**EXTRACTED MATERIAL:**
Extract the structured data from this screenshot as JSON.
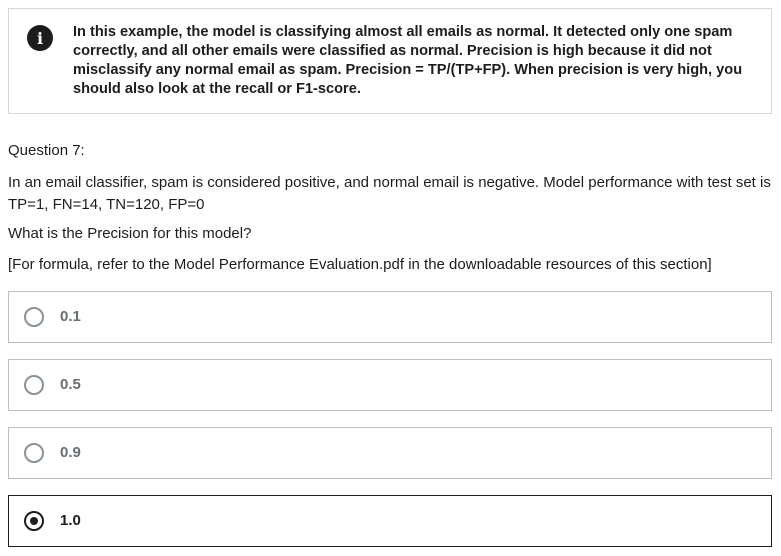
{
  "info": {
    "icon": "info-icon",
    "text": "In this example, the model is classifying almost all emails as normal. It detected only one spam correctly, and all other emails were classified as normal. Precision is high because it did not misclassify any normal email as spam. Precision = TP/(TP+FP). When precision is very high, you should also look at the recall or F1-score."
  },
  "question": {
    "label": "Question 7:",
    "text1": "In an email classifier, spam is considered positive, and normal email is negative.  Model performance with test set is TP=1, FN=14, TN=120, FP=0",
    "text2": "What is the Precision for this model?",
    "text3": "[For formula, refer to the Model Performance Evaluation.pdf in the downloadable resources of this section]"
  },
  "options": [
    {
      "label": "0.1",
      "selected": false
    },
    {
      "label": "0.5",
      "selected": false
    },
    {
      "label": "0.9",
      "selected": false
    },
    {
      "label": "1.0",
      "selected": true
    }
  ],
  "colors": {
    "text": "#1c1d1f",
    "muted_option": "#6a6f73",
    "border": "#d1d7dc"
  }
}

**PROBLEM TO WORK ON:**
Omit every picture, and otherwise quote the entries exactly.

**RESULT OF THIS EXERCISE:**
Extract the structured data from this screenshot as JSON.
{
  "info": {
    "icon": "info-icon",
    "text": "In this example, the model is classifying almost all emails as normal. It detected only one spam correctly, and all other emails were classified as normal. Precision is high because it did not misclassify any normal email as spam. Precision = TP/(TP+FP). When precision is very high, you should also look at the recall or F1-score."
  },
  "question": {
    "label": "Question 7:",
    "text1": "In an email classifier, spam is considered positive, and normal email is negative.  Model performance with test set is TP=1, FN=14, TN=120, FP=0",
    "text2": "What is the Precision for this model?",
    "text3": "[For formula, refer to the Model Performance Evaluation.pdf in the downloadable resources of this section]"
  },
  "options": [
    {
      "label": "0.1",
      "selected": false
    },
    {
      "label": "0.5",
      "selected": false
    },
    {
      "label": "0.9",
      "selected": false
    },
    {
      "label": "1.0",
      "selected": true
    }
  ],
  "colors": {
    "text": "#1c1d1f",
    "muted_option": "#6a6f73",
    "border": "#d1d7dc"
  }
}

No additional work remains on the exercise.